Short task: Transcribe the records that follow. Keep every word exactly, and drop the pictures.

[Figure data in JSON]
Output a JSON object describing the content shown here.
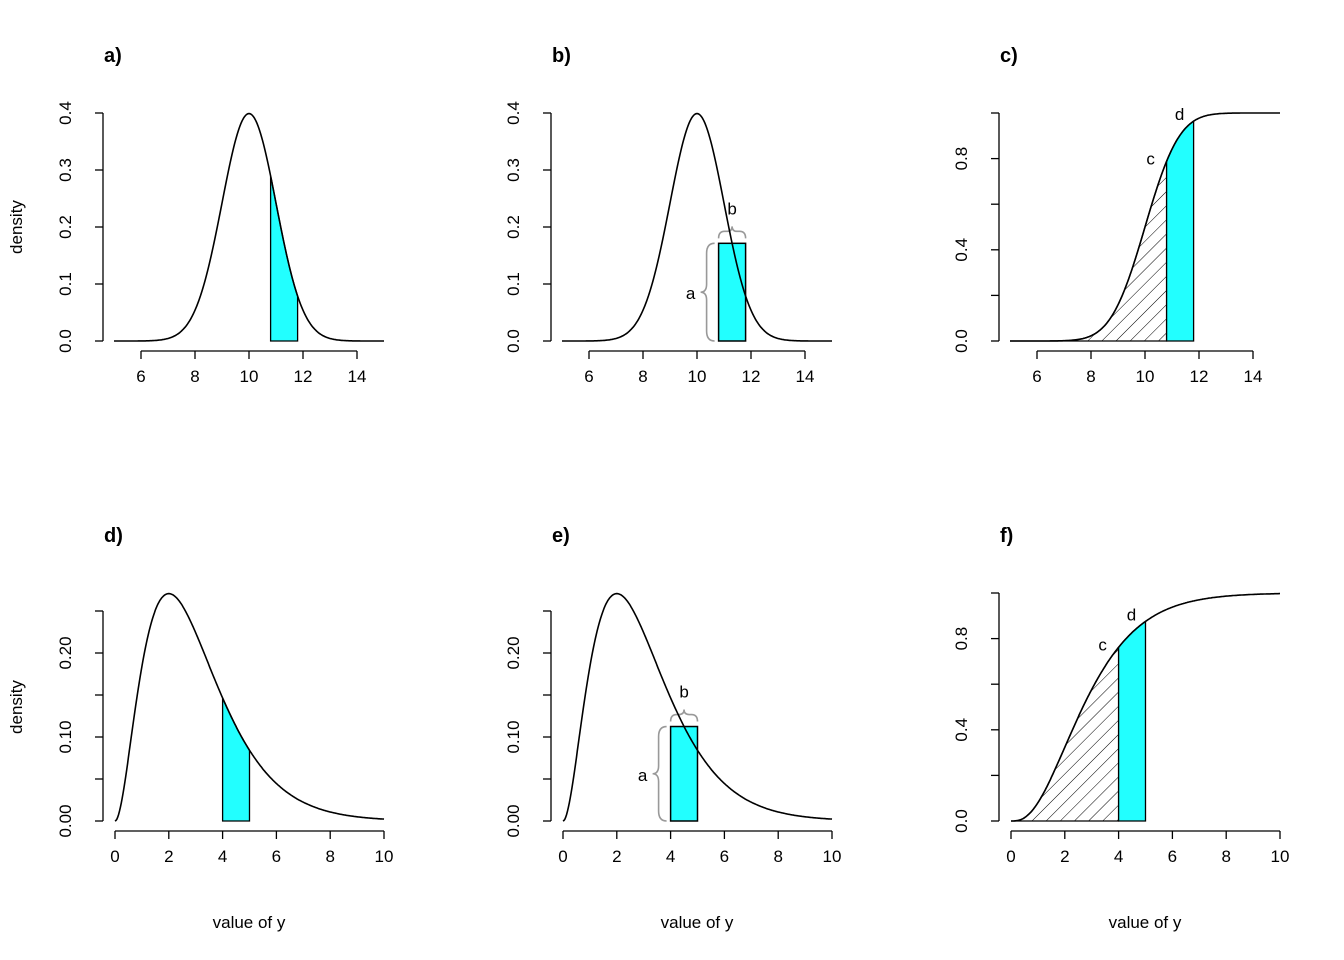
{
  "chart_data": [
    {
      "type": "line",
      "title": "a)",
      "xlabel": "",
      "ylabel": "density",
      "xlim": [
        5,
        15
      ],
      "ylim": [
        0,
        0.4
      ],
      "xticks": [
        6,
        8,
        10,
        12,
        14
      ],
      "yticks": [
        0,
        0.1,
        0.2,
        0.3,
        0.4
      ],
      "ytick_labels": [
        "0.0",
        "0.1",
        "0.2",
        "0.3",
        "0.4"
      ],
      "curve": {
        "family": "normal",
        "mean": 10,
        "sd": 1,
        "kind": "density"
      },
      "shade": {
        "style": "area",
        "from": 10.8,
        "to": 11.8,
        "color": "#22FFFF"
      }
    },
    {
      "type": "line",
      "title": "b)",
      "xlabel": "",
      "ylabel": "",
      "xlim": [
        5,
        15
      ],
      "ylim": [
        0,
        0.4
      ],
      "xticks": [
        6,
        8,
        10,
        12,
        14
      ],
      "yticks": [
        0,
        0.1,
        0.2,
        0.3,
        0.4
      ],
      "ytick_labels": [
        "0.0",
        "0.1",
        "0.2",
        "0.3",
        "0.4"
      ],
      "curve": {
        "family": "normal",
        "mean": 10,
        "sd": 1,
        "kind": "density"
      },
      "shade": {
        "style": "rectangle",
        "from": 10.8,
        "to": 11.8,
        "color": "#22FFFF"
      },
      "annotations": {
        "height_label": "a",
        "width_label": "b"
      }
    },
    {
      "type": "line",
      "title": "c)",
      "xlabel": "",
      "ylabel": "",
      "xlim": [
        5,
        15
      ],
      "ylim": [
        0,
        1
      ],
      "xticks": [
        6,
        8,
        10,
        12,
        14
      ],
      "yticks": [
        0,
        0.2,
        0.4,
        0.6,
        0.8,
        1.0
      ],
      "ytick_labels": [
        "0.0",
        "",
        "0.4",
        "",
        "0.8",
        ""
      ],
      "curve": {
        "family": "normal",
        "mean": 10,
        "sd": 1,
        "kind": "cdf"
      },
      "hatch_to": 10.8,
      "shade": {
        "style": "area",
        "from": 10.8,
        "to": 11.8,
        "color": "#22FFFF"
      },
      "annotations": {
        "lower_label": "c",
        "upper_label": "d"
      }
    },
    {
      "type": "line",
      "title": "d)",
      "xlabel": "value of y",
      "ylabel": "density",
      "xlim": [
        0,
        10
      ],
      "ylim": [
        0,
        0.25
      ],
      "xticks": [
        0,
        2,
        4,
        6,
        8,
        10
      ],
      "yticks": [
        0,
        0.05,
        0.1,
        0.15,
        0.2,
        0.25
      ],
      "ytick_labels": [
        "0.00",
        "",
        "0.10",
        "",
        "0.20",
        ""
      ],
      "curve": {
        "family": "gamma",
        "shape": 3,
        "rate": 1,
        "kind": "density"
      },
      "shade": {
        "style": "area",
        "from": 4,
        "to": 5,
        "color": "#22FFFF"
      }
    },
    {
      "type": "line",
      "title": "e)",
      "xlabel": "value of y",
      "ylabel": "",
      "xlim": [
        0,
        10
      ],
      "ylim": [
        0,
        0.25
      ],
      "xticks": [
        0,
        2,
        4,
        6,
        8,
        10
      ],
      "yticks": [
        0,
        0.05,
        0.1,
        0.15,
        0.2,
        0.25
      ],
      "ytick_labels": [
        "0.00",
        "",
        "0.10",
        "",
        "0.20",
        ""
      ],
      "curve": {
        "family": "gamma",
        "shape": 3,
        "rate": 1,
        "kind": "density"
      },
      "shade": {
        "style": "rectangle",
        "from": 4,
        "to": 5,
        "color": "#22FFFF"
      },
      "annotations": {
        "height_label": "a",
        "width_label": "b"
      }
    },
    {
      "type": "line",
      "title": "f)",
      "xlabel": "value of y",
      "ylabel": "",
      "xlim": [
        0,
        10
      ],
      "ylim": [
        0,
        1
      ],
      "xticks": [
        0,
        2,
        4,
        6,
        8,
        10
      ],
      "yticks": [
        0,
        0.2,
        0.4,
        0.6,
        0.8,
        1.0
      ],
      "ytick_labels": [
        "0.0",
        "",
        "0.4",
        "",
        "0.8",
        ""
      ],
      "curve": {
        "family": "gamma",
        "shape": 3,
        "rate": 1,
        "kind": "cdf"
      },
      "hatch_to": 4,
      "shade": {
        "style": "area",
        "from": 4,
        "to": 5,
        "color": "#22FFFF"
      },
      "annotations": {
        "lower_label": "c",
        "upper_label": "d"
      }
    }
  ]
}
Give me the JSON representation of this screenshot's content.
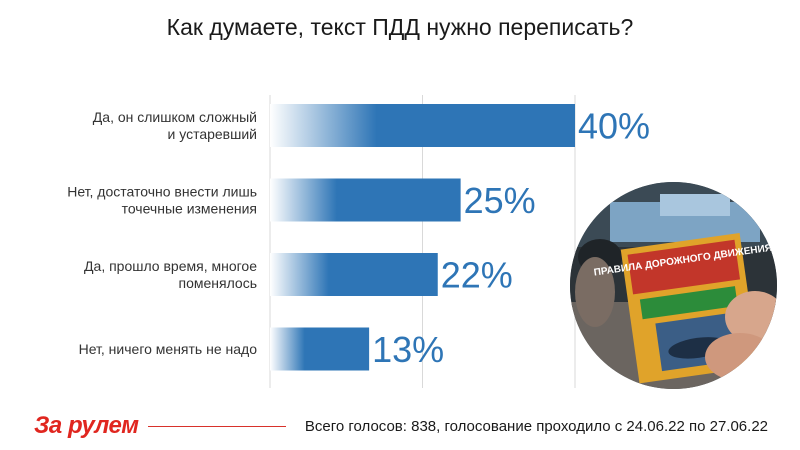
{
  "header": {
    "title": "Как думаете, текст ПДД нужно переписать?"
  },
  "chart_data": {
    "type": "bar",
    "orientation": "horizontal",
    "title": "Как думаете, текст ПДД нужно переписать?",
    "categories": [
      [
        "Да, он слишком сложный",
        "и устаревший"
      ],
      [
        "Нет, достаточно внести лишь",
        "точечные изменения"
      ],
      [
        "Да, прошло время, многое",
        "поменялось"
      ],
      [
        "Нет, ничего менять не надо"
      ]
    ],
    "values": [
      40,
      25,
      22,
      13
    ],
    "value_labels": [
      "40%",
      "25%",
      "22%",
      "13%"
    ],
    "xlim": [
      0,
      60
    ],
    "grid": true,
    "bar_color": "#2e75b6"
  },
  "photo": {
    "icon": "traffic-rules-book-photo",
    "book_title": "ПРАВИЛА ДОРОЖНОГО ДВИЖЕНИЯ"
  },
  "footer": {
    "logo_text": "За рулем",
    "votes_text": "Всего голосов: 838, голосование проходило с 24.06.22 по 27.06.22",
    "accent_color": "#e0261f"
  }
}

Answer to the exercise:
Output a JSON object describing the content shown here.
{
  "chart_data": [
    {
      "type": "line",
      "title": "a)",
      "xlabel": "",
      "ylabel": "density",
      "xlim": [
        5,
        15
      ],
      "ylim": [
        0,
        0.4
      ],
      "xticks": [
        6,
        8,
        10,
        12,
        14
      ],
      "yticks": [
        0,
        0.1,
        0.2,
        0.3,
        0.4
      ],
      "ytick_labels": [
        "0.0",
        "0.1",
        "0.2",
        "0.3",
        "0.4"
      ],
      "curve": {
        "family": "normal",
        "mean": 10,
        "sd": 1,
        "kind": "density"
      },
      "shade": {
        "style": "area",
        "from": 10.8,
        "to": 11.8,
        "color": "#22FFFF"
      }
    },
    {
      "type": "line",
      "title": "b)",
      "xlabel": "",
      "ylabel": "",
      "xlim": [
        5,
        15
      ],
      "ylim": [
        0,
        0.4
      ],
      "xticks": [
        6,
        8,
        10,
        12,
        14
      ],
      "yticks": [
        0,
        0.1,
        0.2,
        0.3,
        0.4
      ],
      "ytick_labels": [
        "0.0",
        "0.1",
        "0.2",
        "0.3",
        "0.4"
      ],
      "curve": {
        "family": "normal",
        "mean": 10,
        "sd": 1,
        "kind": "density"
      },
      "shade": {
        "style": "rectangle",
        "from": 10.8,
        "to": 11.8,
        "color": "#22FFFF"
      },
      "annotations": {
        "height_label": "a",
        "width_label": "b"
      }
    },
    {
      "type": "line",
      "title": "c)",
      "xlabel": "",
      "ylabel": "",
      "xlim": [
        5,
        15
      ],
      "ylim": [
        0,
        1
      ],
      "xticks": [
        6,
        8,
        10,
        12,
        14
      ],
      "yticks": [
        0,
        0.2,
        0.4,
        0.6,
        0.8,
        1.0
      ],
      "ytick_labels": [
        "0.0",
        "",
        "0.4",
        "",
        "0.8",
        ""
      ],
      "curve": {
        "family": "normal",
        "mean": 10,
        "sd": 1,
        "kind": "cdf"
      },
      "hatch_to": 10.8,
      "shade": {
        "style": "area",
        "from": 10.8,
        "to": 11.8,
        "color": "#22FFFF"
      },
      "annotations": {
        "lower_label": "c",
        "upper_label": "d"
      }
    },
    {
      "type": "line",
      "title": "d)",
      "xlabel": "value of y",
      "ylabel": "density",
      "xlim": [
        0,
        10
      ],
      "ylim": [
        0,
        0.25
      ],
      "xticks": [
        0,
        2,
        4,
        6,
        8,
        10
      ],
      "yticks": [
        0,
        0.05,
        0.1,
        0.15,
        0.2,
        0.25
      ],
      "ytick_labels": [
        "0.00",
        "",
        "0.10",
        "",
        "0.20",
        ""
      ],
      "curve": {
        "family": "gamma",
        "shape": 3,
        "rate": 1,
        "kind": "density"
      },
      "shade": {
        "style": "area",
        "from": 4,
        "to": 5,
        "color": "#22FFFF"
      }
    },
    {
      "type": "line",
      "title": "e)",
      "xlabel": "value of y",
      "ylabel": "",
      "xlim": [
        0,
        10
      ],
      "ylim": [
        0,
        0.25
      ],
      "xticks": [
        0,
        2,
        4,
        6,
        8,
        10
      ],
      "yticks": [
        0,
        0.05,
        0.1,
        0.15,
        0.2,
        0.25
      ],
      "ytick_labels": [
        "0.00",
        "",
        "0.10",
        "",
        "0.20",
        ""
      ],
      "curve": {
        "family": "gamma",
        "shape": 3,
        "rate": 1,
        "kind": "density"
      },
      "shade": {
        "style": "rectangle",
        "from": 4,
        "to": 5,
        "color": "#22FFFF"
      },
      "annotations": {
        "height_label": "a",
        "width_label": "b"
      }
    },
    {
      "type": "line",
      "title": "f)",
      "xlabel": "value of y",
      "ylabel": "",
      "xlim": [
        0,
        10
      ],
      "ylim": [
        0,
        1
      ],
      "xticks": [
        0,
        2,
        4,
        6,
        8,
        10
      ],
      "yticks": [
        0,
        0.2,
        0.4,
        0.6,
        0.8,
        1.0
      ],
      "ytick_labels": [
        "0.0",
        "",
        "0.4",
        "",
        "0.8",
        ""
      ],
      "curve": {
        "family": "gamma",
        "shape": 3,
        "rate": 1,
        "kind": "cdf"
      },
      "hatch_to": 4,
      "shade": {
        "style": "area",
        "from": 4,
        "to": 5,
        "color": "#22FFFF"
      },
      "annotations": {
        "lower_label": "c",
        "upper_label": "d"
      }
    }
  ]
}
Give me the JSON representation of this screenshot's content.
{
  "header": {
    "title": "Как думаете, текст ПДД нужно переписать?"
  },
  "chart_data": {
    "type": "bar",
    "orientation": "horizontal",
    "title": "Как думаете, текст ПДД нужно переписать?",
    "categories": [
      [
        "Да, он слишком сложный",
        "и устаревший"
      ],
      [
        "Нет, достаточно внести лишь",
        "точечные изменения"
      ],
      [
        "Да, прошло время, многое",
        "поменялось"
      ],
      [
        "Нет, ничего менять не надо"
      ]
    ],
    "values": [
      40,
      25,
      22,
      13
    ],
    "value_labels": [
      "40%",
      "25%",
      "22%",
      "13%"
    ],
    "xlim": [
      0,
      60
    ],
    "grid": true,
    "bar_color": "#2e75b6"
  },
  "photo": {
    "icon": "traffic-rules-book-photo",
    "book_title": "ПРАВИЛА ДОРОЖНОГО ДВИЖЕНИЯ"
  },
  "footer": {
    "logo_text": "За рулем",
    "votes_text": "Всего голосов: 838, голосование проходило с 24.06.22 по 27.06.22",
    "accent_color": "#e0261f"
  }
}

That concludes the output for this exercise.